───── Task input

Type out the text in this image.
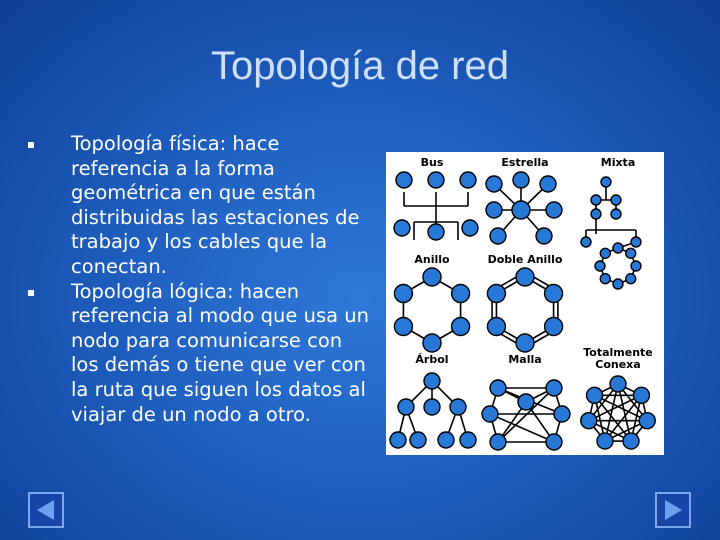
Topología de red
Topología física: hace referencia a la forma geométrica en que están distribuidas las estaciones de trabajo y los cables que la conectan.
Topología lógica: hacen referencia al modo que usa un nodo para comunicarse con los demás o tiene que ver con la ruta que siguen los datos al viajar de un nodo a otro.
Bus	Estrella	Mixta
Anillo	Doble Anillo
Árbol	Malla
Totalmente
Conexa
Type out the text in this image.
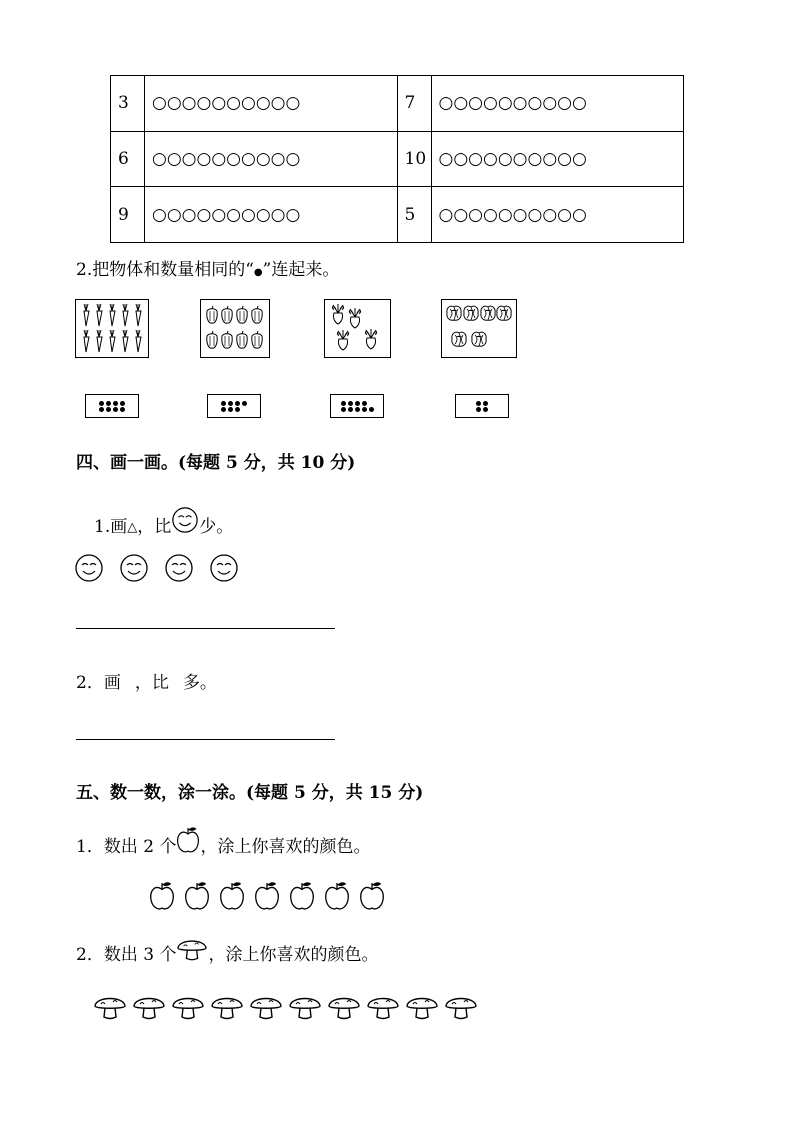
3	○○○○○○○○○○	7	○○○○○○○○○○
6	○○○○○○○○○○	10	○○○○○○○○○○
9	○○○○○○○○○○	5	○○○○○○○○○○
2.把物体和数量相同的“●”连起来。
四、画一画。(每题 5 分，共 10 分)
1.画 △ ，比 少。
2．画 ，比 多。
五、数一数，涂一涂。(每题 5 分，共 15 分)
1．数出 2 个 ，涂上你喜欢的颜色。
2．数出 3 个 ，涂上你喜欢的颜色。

──────────

> Your goal
Leave out the pictures and reproduce the rest of the listing exactly.

> Solution to this problem
Type out the text in this image.
Topología de red
Topología física: hace referencia a la forma geométrica en que están distribuidas las estaciones de trabajo y los cables que la conectan.
Topología lógica: hacen referencia al modo que usa un nodo para comunicarse con los demás o tiene que ver con la ruta que siguen los datos al viajar de un nodo a otro.
Bus	Estrella	Mixta
Anillo	Doble Anillo
Árbol	Malla
Totalmente
Conexa
Type out the text in this image.
3	○○○○○○○○○○	7	○○○○○○○○○○
6	○○○○○○○○○○	10	○○○○○○○○○○
9	○○○○○○○○○○	5	○○○○○○○○○○
2.把物体和数量相同的“●”连起来。
四、画一画。(每题 5 分，共 10 分)
1.画 △ ，比 少。
2．画 ，比 多。
五、数一数，涂一涂。(每题 5 分，共 15 分)
1．数出 2 个 ，涂上你喜欢的颜色。
2．数出 3 个 ，涂上你喜欢的颜色。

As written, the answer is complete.